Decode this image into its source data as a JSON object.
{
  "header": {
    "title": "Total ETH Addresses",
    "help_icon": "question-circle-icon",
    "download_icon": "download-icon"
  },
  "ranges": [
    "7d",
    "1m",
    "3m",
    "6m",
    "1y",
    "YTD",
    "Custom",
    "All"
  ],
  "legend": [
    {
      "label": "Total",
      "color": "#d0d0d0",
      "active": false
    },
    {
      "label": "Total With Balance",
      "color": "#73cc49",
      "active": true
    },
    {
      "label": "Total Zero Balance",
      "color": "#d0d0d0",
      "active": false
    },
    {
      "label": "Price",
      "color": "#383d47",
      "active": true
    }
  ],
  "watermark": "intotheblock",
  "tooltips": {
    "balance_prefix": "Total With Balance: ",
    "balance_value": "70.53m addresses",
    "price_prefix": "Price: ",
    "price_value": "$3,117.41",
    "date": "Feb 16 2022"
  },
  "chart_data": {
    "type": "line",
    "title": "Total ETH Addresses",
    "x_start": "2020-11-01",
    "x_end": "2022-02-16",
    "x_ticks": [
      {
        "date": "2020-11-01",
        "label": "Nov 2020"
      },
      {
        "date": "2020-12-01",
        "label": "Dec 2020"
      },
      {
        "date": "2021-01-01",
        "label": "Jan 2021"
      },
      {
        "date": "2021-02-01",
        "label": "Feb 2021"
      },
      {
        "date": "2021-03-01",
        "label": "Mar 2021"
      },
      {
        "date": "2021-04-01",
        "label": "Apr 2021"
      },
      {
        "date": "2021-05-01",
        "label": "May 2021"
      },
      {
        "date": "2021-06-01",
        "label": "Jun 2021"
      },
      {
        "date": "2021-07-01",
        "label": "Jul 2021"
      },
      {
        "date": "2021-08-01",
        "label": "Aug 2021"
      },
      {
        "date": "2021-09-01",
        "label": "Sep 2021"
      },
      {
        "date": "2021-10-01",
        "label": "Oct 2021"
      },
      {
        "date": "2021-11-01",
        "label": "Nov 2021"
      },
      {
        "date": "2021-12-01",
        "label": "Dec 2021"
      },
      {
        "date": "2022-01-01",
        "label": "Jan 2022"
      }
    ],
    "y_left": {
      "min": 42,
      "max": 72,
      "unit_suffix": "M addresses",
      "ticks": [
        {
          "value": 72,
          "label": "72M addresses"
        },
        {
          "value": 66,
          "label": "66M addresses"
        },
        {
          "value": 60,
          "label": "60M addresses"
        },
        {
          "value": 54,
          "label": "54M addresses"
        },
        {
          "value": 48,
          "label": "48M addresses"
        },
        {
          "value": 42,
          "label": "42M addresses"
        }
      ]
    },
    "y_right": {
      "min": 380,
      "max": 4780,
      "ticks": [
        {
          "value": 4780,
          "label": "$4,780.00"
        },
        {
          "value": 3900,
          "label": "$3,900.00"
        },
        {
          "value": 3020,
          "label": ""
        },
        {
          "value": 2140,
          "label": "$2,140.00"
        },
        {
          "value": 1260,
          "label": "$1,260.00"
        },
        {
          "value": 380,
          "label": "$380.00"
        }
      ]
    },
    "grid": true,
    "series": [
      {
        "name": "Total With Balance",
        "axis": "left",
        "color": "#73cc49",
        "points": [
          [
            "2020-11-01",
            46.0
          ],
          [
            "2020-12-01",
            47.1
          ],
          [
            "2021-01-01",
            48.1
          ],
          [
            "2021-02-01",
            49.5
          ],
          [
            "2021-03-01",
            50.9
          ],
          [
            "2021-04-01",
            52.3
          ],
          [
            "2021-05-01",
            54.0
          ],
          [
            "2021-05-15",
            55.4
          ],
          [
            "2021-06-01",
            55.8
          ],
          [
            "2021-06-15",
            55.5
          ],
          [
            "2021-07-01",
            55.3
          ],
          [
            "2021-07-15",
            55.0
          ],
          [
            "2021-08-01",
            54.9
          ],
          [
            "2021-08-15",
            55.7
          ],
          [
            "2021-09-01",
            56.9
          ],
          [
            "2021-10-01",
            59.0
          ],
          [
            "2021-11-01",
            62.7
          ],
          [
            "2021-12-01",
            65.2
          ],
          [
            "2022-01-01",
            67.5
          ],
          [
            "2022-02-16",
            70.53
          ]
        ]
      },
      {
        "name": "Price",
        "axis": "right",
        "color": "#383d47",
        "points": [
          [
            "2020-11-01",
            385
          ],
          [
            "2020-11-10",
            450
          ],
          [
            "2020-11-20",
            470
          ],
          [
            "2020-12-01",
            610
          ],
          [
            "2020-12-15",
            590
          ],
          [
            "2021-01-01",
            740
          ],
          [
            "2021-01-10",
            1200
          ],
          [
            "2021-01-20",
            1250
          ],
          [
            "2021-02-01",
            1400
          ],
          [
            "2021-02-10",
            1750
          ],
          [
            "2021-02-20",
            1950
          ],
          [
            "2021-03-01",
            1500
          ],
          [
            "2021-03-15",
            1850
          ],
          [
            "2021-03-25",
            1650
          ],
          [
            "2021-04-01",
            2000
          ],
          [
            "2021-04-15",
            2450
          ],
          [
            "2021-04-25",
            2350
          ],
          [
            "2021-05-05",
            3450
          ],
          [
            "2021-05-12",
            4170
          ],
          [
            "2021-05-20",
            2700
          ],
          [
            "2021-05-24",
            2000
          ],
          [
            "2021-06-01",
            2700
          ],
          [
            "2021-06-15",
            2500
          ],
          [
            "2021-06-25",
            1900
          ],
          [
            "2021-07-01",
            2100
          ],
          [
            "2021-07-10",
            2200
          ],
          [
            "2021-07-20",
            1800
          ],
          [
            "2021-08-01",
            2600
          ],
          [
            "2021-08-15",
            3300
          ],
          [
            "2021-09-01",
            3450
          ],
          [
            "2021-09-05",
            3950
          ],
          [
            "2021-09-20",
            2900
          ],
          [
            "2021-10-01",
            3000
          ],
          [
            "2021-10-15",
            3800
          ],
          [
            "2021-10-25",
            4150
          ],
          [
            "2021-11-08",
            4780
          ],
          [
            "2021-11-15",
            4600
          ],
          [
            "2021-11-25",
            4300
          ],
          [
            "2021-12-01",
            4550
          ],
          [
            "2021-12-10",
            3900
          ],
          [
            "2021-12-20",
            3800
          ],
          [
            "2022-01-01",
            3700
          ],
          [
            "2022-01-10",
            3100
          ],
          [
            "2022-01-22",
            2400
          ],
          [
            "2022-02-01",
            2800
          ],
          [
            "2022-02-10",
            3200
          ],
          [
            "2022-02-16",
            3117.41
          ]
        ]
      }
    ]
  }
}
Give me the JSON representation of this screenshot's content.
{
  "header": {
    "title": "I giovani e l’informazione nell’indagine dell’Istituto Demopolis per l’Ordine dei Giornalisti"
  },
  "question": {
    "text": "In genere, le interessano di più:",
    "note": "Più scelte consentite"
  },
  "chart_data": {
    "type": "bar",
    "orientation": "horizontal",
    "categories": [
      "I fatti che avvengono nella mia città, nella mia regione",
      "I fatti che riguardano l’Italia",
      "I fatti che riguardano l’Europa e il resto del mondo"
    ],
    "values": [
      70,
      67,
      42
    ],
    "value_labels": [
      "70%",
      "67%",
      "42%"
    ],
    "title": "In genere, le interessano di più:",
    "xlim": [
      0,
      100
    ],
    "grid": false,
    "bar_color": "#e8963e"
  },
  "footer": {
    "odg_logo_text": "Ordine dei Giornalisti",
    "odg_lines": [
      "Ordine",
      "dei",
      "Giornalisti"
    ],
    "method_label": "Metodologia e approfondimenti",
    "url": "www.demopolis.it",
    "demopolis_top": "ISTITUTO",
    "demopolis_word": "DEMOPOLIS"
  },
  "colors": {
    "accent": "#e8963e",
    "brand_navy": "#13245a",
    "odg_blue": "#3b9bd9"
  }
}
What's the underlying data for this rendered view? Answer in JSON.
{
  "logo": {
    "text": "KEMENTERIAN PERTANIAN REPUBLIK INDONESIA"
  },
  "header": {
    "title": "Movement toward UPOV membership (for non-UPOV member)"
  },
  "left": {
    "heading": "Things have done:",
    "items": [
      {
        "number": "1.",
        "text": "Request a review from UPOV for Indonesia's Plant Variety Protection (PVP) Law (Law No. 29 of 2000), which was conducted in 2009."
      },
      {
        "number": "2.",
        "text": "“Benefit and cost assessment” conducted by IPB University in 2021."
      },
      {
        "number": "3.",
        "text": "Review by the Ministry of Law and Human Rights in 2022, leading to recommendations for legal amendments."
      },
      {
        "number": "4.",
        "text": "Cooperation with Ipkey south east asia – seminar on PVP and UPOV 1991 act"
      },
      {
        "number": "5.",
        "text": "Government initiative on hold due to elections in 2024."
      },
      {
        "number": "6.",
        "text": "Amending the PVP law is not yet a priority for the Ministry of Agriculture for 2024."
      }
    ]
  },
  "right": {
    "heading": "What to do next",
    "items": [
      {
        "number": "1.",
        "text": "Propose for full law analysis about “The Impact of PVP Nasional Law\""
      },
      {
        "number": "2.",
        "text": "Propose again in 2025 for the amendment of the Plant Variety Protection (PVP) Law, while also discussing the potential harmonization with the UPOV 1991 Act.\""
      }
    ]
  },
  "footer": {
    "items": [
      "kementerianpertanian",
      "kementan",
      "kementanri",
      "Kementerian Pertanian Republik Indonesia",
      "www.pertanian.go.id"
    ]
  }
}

========

__What to do__
Using the listing above, state the number of lines that hold "Ministry", with no other text.

__Reply to the task__
2